### WHAT THIS TASK INVOLVES
An exact copy of the records below is needed, with every picture left out.

### INFORMATION SUPPLIED
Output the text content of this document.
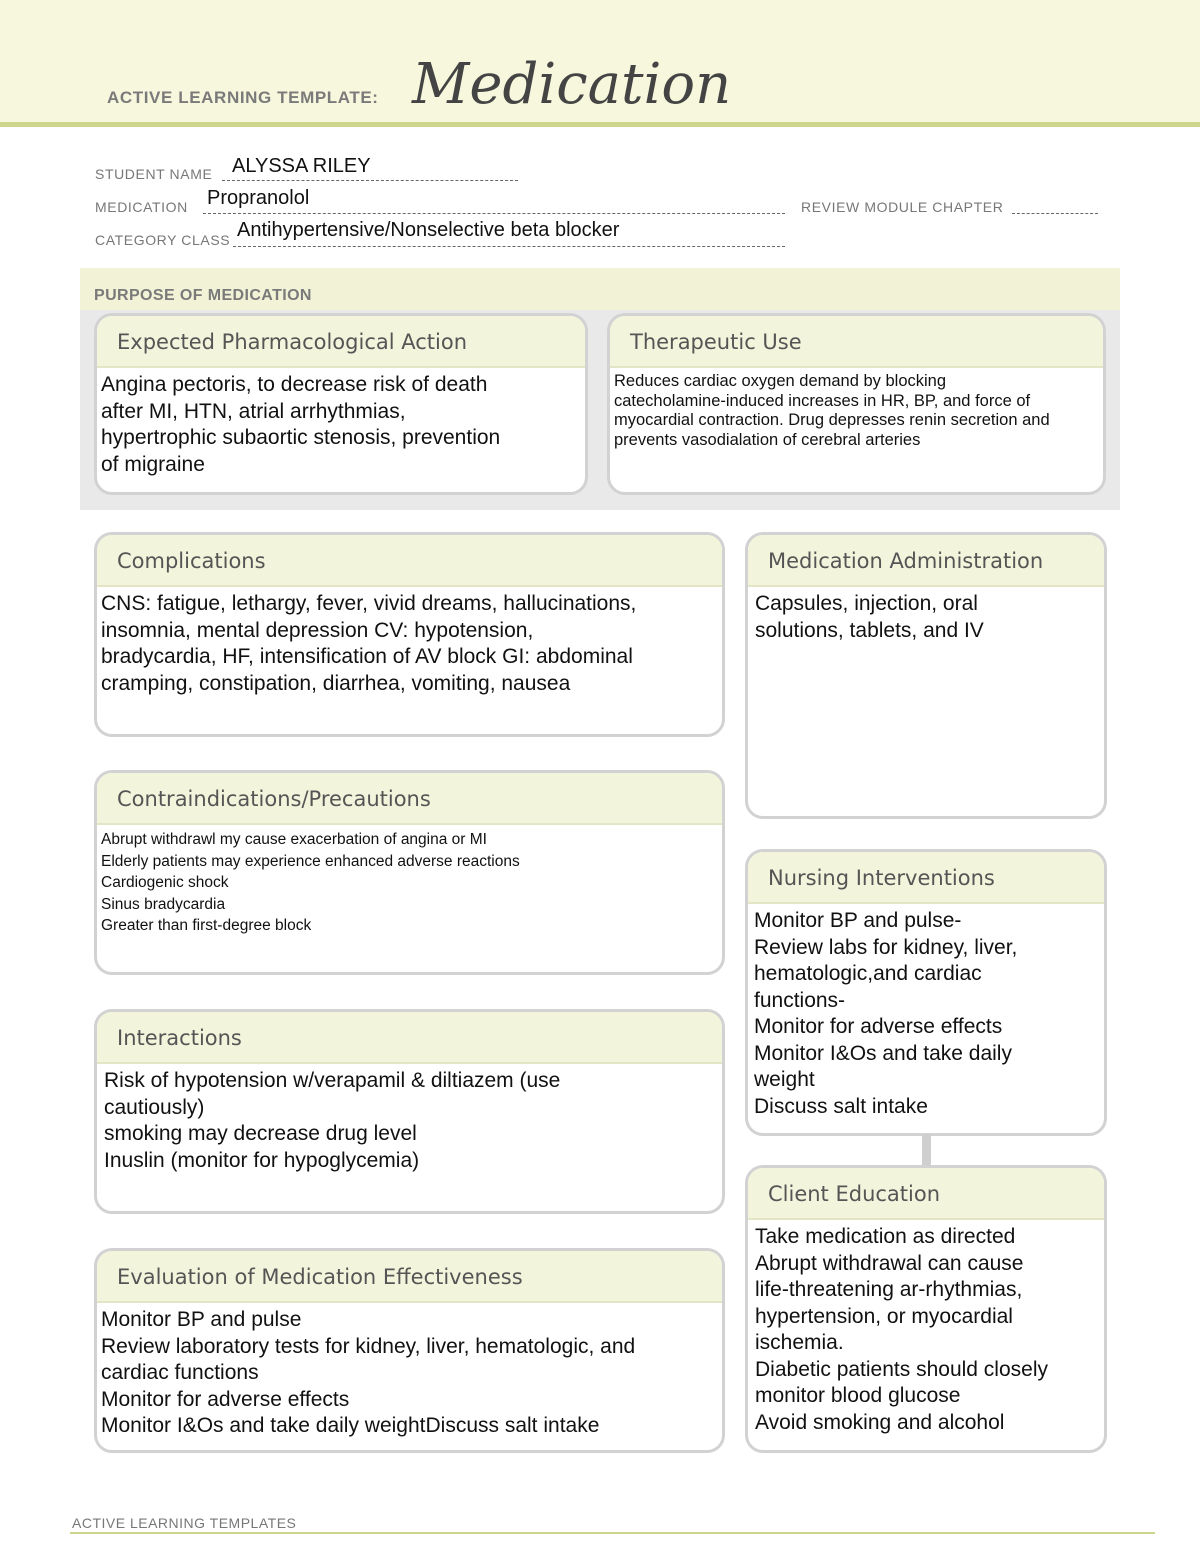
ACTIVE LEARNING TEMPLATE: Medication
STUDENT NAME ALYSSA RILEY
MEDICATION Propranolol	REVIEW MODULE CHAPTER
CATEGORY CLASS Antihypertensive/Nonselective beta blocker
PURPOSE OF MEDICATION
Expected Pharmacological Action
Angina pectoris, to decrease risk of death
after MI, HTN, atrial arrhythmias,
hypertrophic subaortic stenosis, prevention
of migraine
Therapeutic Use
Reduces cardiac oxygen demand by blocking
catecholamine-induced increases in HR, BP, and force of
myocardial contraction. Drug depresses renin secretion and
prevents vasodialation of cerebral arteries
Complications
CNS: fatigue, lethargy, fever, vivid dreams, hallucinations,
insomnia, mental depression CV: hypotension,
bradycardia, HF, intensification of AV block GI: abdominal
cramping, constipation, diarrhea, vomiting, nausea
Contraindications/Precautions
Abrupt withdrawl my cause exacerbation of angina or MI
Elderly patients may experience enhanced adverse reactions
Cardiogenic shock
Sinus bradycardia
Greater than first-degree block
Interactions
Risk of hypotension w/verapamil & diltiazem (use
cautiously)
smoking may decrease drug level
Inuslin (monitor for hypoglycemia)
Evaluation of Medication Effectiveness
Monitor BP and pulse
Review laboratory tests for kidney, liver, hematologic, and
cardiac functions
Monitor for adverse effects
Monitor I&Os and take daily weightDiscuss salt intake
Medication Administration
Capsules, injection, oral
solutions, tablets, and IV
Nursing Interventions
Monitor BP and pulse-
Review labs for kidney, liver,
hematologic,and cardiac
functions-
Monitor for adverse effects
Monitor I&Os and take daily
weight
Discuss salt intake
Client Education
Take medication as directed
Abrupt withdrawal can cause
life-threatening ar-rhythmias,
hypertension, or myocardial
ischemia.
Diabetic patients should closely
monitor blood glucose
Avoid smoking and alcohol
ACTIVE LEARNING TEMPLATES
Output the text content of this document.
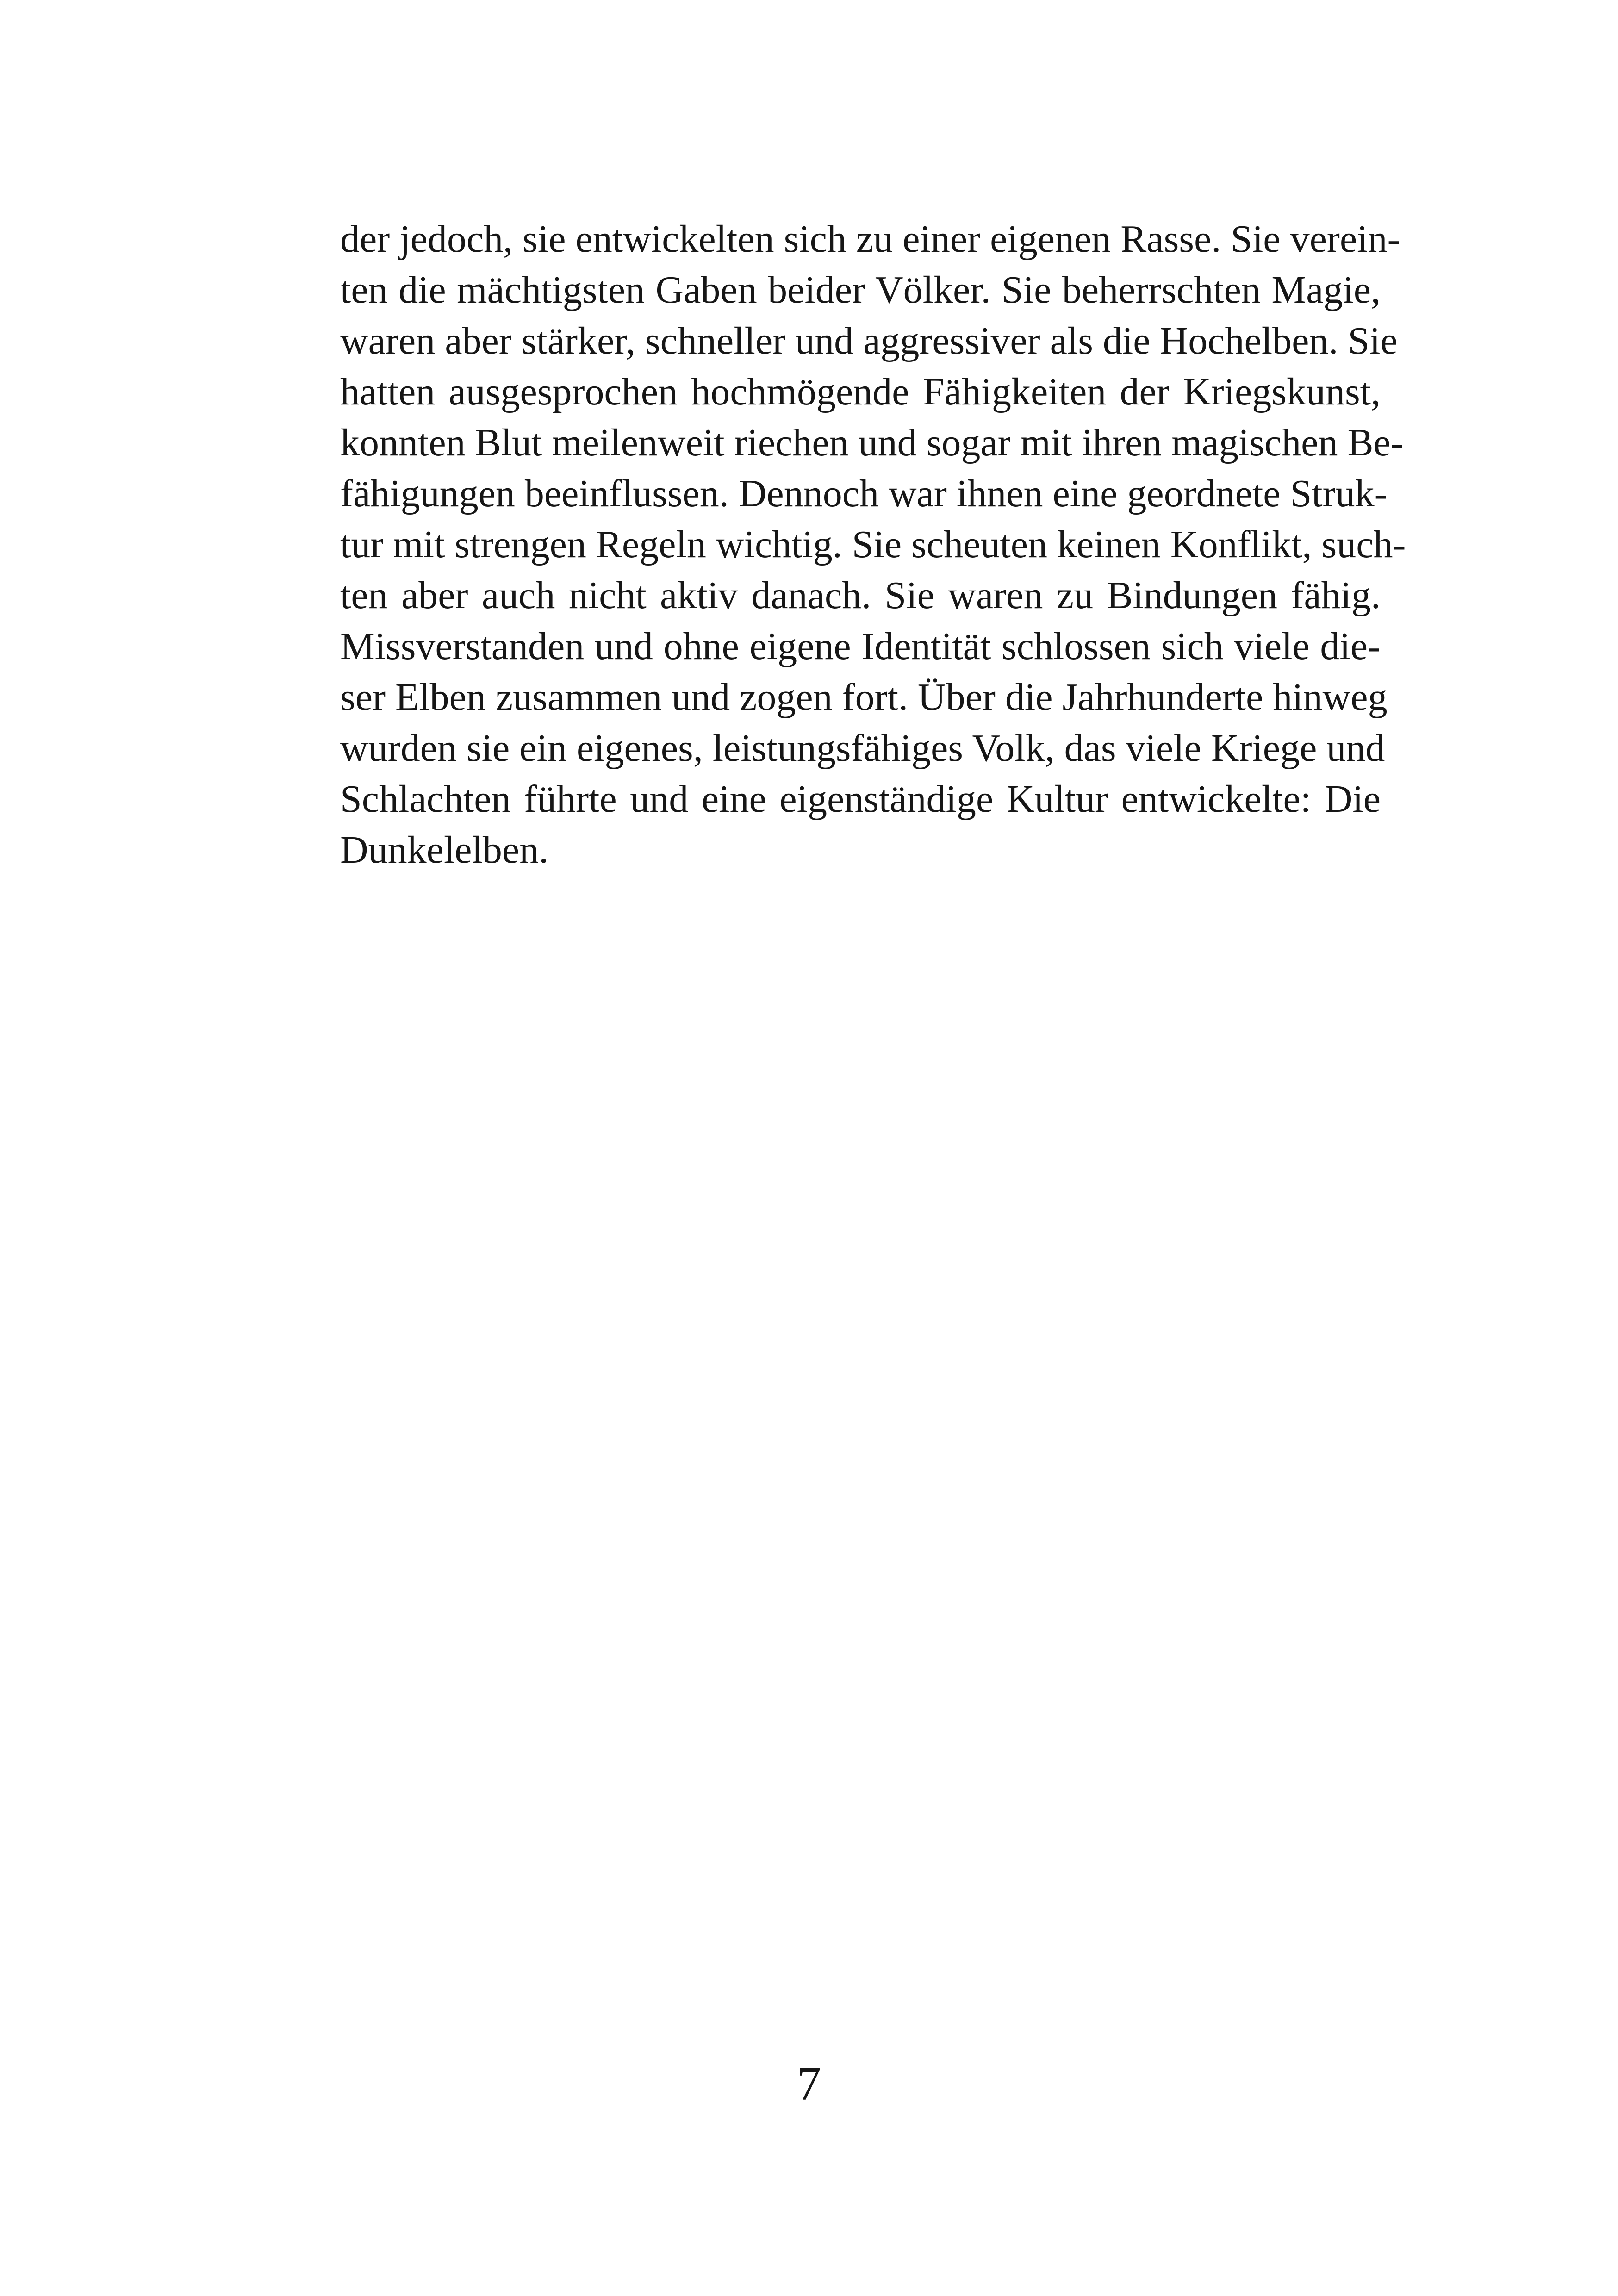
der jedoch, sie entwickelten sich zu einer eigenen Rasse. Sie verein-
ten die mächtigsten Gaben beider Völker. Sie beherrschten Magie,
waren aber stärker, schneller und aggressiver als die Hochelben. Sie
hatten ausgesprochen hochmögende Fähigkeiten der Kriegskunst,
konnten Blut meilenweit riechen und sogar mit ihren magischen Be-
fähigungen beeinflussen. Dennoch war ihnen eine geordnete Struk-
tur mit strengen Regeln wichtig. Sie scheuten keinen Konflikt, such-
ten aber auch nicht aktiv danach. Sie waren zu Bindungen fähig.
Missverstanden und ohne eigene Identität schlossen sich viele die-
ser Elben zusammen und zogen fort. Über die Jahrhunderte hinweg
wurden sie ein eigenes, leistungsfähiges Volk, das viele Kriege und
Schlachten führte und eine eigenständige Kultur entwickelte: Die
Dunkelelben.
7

### REPLY
Output the text content of this document.
ACTIVE LEARNING TEMPLATE: Medication
STUDENT NAME ALYSSA RILEY
MEDICATION Propranolol	REVIEW MODULE CHAPTER
CATEGORY CLASS Antihypertensive/Nonselective beta blocker
PURPOSE OF MEDICATION
Expected Pharmacological Action
Angina pectoris, to decrease risk of death
after MI, HTN, atrial arrhythmias,
hypertrophic subaortic stenosis, prevention
of migraine
Therapeutic Use
Reduces cardiac oxygen demand by blocking
catecholamine-induced increases in HR, BP, and force of
myocardial contraction. Drug depresses renin secretion and
prevents vasodialation of cerebral arteries
Complications
CNS: fatigue, lethargy, fever, vivid dreams, hallucinations,
insomnia, mental depression CV: hypotension,
bradycardia, HF, intensification of AV block GI: abdominal
cramping, constipation, diarrhea, vomiting, nausea
Contraindications/Precautions
Abrupt withdrawl my cause exacerbation of angina or MI
Elderly patients may experience enhanced adverse reactions
Cardiogenic shock
Sinus bradycardia
Greater than first-degree block
Interactions
Risk of hypotension w/verapamil & diltiazem (use
cautiously)
smoking may decrease drug level
Inuslin (monitor for hypoglycemia)
Evaluation of Medication Effectiveness
Monitor BP and pulse
Review laboratory tests for kidney, liver, hematologic, and
cardiac functions
Monitor for adverse effects
Monitor I&Os and take daily weightDiscuss salt intake
Medication Administration
Capsules, injection, oral
solutions, tablets, and IV
Nursing Interventions
Monitor BP and pulse-
Review labs for kidney, liver,
hematologic,and cardiac
functions-
Monitor for adverse effects
Monitor I&Os and take daily
weight
Discuss salt intake
Client Education
Take medication as directed
Abrupt withdrawal can cause
life-threatening ar-rhythmias,
hypertension, or myocardial
ischemia.
Diabetic patients should closely
monitor blood glucose
Avoid smoking and alcohol
ACTIVE LEARNING TEMPLATES
Output the text content of this document.
der jedoch, sie entwickelten sich zu einer eigenen Rasse. Sie verein-
ten die mächtigsten Gaben beider Völker. Sie beherrschten Magie,
waren aber stärker, schneller und aggressiver als die Hochelben. Sie
hatten ausgesprochen hochmögende Fähigkeiten der Kriegskunst,
konnten Blut meilenweit riechen und sogar mit ihren magischen Be-
fähigungen beeinflussen. Dennoch war ihnen eine geordnete Struk-
tur mit strengen Regeln wichtig. Sie scheuten keinen Konflikt, such-
ten aber auch nicht aktiv danach. Sie waren zu Bindungen fähig.
Missverstanden und ohne eigene Identität schlossen sich viele die-
ser Elben zusammen und zogen fort. Über die Jahrhunderte hinweg
wurden sie ein eigenes, leistungsfähiges Volk, das viele Kriege und
Schlachten führte und eine eigenständige Kultur entwickelte: Die
Dunkelelben.
7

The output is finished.